Task details: Scan the entries below for the word "путем". Copy each line that has it.

══ Records for processing

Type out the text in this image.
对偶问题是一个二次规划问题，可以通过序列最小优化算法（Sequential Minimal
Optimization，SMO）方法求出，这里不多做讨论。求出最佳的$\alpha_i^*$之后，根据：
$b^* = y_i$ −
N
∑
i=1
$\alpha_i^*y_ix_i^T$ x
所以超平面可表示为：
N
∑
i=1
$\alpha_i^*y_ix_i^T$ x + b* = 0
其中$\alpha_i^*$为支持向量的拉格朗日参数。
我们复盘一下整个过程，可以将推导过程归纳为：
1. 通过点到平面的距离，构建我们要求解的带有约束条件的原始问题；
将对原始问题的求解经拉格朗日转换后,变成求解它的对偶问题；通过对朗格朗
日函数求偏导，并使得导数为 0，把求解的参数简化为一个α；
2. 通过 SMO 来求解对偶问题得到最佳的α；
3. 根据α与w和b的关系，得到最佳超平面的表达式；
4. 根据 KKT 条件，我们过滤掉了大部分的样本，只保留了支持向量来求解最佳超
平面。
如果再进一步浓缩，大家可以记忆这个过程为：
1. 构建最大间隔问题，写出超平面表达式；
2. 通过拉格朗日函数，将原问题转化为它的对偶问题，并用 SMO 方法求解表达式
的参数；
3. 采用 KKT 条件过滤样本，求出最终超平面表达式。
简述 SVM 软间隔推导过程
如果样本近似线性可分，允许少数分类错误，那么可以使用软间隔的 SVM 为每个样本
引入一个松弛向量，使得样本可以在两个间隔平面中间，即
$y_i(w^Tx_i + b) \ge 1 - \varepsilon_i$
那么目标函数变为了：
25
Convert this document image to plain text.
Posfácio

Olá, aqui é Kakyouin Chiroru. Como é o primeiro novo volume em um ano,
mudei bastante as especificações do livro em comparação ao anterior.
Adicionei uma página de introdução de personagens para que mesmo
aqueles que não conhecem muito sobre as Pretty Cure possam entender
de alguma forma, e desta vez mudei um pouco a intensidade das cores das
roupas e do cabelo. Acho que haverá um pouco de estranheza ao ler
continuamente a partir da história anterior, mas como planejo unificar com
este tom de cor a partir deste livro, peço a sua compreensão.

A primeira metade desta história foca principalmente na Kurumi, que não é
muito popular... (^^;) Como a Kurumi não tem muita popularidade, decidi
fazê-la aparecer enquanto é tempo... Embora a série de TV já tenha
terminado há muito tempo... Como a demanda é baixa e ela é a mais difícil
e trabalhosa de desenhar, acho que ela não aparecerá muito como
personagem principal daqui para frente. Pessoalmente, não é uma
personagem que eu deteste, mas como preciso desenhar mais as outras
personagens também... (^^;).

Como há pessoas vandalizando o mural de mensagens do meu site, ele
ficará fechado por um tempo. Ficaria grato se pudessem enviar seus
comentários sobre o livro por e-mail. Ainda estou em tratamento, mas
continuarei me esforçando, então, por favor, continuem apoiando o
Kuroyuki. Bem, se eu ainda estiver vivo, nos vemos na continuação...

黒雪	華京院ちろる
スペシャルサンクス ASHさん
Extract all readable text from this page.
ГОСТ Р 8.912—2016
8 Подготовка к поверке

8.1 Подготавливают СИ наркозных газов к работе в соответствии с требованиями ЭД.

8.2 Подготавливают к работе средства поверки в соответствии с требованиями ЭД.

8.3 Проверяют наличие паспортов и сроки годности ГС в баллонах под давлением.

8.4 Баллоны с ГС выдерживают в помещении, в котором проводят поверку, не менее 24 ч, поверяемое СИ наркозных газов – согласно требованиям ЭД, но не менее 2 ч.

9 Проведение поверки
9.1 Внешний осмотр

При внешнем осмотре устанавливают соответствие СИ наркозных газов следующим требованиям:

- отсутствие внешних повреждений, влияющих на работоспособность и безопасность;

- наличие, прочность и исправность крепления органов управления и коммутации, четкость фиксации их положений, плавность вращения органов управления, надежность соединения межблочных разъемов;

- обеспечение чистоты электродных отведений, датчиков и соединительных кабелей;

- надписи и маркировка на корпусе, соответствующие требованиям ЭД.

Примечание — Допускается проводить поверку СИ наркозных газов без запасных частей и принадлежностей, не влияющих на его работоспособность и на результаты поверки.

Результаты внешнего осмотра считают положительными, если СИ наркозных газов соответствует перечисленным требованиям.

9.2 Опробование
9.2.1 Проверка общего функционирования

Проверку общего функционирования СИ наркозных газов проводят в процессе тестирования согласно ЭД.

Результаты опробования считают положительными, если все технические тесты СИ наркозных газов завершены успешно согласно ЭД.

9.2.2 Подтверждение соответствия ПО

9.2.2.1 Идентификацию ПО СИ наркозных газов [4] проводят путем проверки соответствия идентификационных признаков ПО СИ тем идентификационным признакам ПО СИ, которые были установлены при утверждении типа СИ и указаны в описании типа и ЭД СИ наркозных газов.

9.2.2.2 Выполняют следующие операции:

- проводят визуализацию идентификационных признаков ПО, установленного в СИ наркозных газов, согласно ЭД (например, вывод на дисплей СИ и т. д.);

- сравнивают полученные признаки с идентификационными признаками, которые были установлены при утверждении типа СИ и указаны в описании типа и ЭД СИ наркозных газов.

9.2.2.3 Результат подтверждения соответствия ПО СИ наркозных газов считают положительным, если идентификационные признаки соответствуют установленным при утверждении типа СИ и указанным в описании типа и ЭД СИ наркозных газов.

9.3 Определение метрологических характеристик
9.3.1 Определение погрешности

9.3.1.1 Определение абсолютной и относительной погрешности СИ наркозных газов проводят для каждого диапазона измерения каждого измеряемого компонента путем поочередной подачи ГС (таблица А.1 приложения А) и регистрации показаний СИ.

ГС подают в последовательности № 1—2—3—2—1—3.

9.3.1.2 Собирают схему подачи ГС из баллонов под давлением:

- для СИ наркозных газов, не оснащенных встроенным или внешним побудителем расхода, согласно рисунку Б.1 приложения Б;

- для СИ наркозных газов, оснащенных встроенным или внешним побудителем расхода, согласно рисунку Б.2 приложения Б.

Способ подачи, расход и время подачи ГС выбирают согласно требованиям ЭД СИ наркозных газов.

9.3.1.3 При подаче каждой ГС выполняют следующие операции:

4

════

Output:
9.2.2.1 Идентификацию ПО СИ наркозных газов [4] проводят путем проверки соответствия идентификационных признаков ПО СИ тем идентификационным признакам ПО СИ, которые были установлены при утверждении типа СИ и указаны в описании типа и ЭД СИ наркозных газов.
9.3.1.1 Определение абсолютной и относительной погрешности СИ наркозных газов проводят для каждого диапазона измерения каждого измеряемого компонента путем поочередной подачи ГС (таблица А.1 приложения А) и регистрации показаний СИ.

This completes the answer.